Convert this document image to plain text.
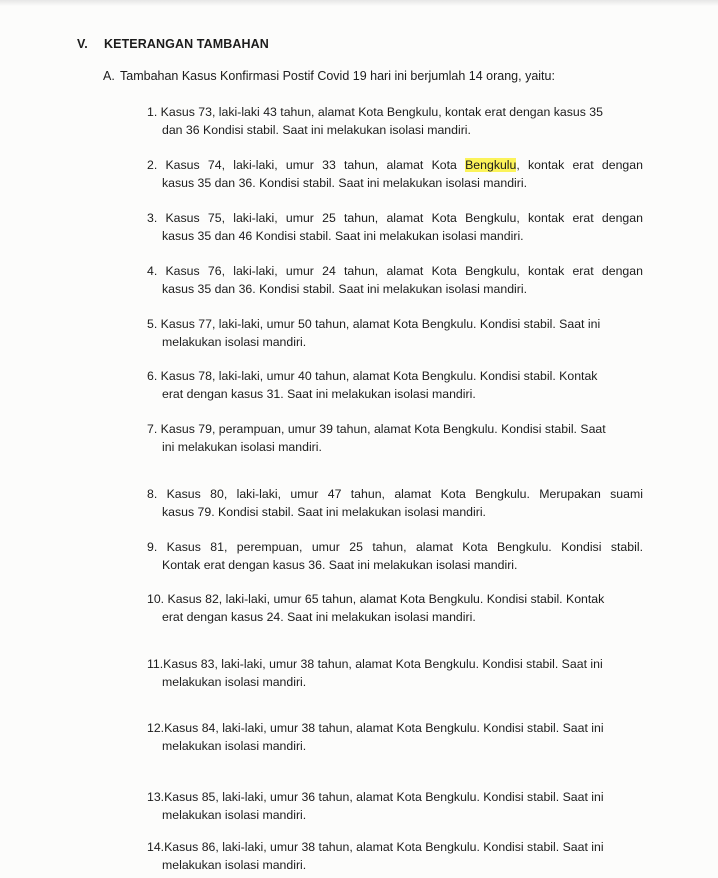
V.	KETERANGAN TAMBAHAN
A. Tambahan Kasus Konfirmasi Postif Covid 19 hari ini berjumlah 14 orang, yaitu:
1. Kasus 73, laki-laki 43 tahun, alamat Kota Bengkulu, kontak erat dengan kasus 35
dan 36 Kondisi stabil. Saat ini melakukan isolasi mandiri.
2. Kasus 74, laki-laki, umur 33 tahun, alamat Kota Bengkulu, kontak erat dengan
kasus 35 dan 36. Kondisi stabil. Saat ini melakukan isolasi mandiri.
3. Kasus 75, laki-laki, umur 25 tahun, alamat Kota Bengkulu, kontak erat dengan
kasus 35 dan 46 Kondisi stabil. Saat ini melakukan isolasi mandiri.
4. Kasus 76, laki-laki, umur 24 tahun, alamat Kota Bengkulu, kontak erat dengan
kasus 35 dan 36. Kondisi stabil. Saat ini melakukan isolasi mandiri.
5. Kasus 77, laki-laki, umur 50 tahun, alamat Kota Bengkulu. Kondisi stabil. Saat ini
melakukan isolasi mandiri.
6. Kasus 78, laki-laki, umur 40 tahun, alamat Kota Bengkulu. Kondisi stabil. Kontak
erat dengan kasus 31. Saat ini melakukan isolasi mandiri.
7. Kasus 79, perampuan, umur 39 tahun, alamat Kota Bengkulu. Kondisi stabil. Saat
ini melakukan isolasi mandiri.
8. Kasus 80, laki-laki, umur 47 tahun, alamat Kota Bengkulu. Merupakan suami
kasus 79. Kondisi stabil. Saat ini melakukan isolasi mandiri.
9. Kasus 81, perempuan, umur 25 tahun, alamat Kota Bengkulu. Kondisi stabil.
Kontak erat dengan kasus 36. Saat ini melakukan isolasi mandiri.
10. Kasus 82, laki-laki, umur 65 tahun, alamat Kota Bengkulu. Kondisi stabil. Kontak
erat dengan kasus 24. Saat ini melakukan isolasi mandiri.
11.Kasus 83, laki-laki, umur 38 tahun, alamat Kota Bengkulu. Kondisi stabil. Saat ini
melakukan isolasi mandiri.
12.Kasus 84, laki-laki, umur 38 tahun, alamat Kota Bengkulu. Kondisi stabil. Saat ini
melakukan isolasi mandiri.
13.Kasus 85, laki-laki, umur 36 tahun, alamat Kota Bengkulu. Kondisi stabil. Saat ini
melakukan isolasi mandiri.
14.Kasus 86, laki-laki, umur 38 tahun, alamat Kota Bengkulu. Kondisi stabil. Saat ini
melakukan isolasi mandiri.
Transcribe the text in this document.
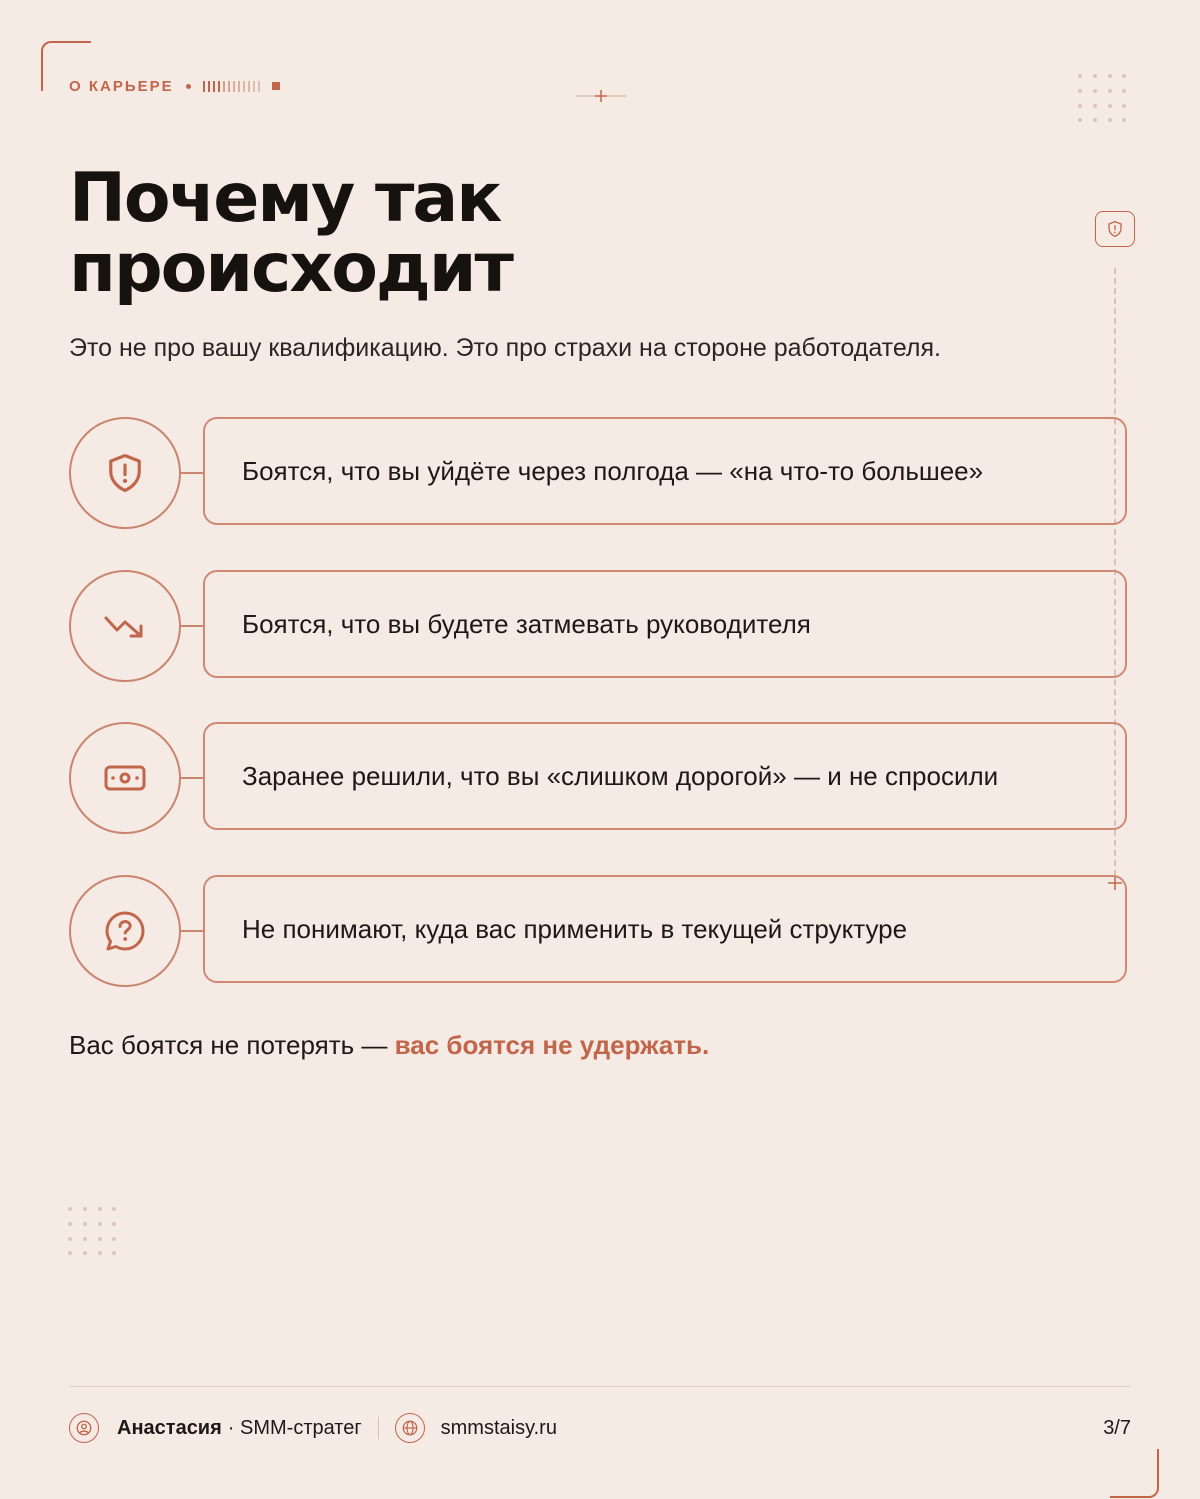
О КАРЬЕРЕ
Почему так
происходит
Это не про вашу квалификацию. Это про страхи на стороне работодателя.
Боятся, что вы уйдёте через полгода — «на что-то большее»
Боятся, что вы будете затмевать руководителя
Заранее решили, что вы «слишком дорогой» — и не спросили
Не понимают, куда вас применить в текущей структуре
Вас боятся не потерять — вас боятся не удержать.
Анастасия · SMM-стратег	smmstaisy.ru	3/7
━━━━
■ OBJECTIVE: Leave out all pictures, then copy the remaining material exactly.

■ WRITTEN RESPONSE:
Convert this document image to plain text.
V.	KETERANGAN TAMBAHAN
A. Tambahan Kasus Konfirmasi Postif Covid 19 hari ini berjumlah 14 orang, yaitu:
1. Kasus 73, laki-laki 43 tahun, alamat Kota Bengkulu, kontak erat dengan kasus 35
dan 36 Kondisi stabil. Saat ini melakukan isolasi mandiri.
2. Kasus 74, laki-laki, umur 33 tahun, alamat Kota Bengkulu, kontak erat dengan
kasus 35 dan 36. Kondisi stabil. Saat ini melakukan isolasi mandiri.
3. Kasus 75, laki-laki, umur 25 tahun, alamat Kota Bengkulu, kontak erat dengan
kasus 35 dan 46 Kondisi stabil. Saat ini melakukan isolasi mandiri.
4. Kasus 76, laki-laki, umur 24 tahun, alamat Kota Bengkulu, kontak erat dengan
kasus 35 dan 36. Kondisi stabil. Saat ini melakukan isolasi mandiri.
5. Kasus 77, laki-laki, umur 50 tahun, alamat Kota Bengkulu. Kondisi stabil. Saat ini
melakukan isolasi mandiri.
6. Kasus 78, laki-laki, umur 40 tahun, alamat Kota Bengkulu. Kondisi stabil. Kontak
erat dengan kasus 31. Saat ini melakukan isolasi mandiri.
7. Kasus 79, perampuan, umur 39 tahun, alamat Kota Bengkulu. Kondisi stabil. Saat
ini melakukan isolasi mandiri.
8. Kasus 80, laki-laki, umur 47 tahun, alamat Kota Bengkulu. Merupakan suami
kasus 79. Kondisi stabil. Saat ini melakukan isolasi mandiri.
9. Kasus 81, perempuan, umur 25 tahun, alamat Kota Bengkulu. Kondisi stabil.
Kontak erat dengan kasus 36. Saat ini melakukan isolasi mandiri.
10. Kasus 82, laki-laki, umur 65 tahun, alamat Kota Bengkulu. Kondisi stabil. Kontak
erat dengan kasus 24. Saat ini melakukan isolasi mandiri.
11.Kasus 83, laki-laki, umur 38 tahun, alamat Kota Bengkulu. Kondisi stabil. Saat ini
melakukan isolasi mandiri.
12.Kasus 84, laki-laki, umur 38 tahun, alamat Kota Bengkulu. Kondisi stabil. Saat ini
melakukan isolasi mandiri.
13.Kasus 85, laki-laki, umur 36 tahun, alamat Kota Bengkulu. Kondisi stabil. Saat ini
melakukan isolasi mandiri.
14.Kasus 86, laki-laki, umur 38 tahun, alamat Kota Bengkulu. Kondisi stabil. Saat ini
melakukan isolasi mandiri.
Transcribe the text in this document.
О КАРЬЕРЕ
Почему так
происходит
Это не про вашу квалификацию. Это про страхи на стороне работодателя.
Боятся, что вы уйдёте через полгода — «на что-то большее»
Боятся, что вы будете затмевать руководителя
Заранее решили, что вы «слишком дорогой» — и не спросили
Не понимают, куда вас применить в текущей структуре
Вас боятся не потерять — вас боятся не удержать.
Анастасия · SMM-стратег	smmstaisy.ru	3/7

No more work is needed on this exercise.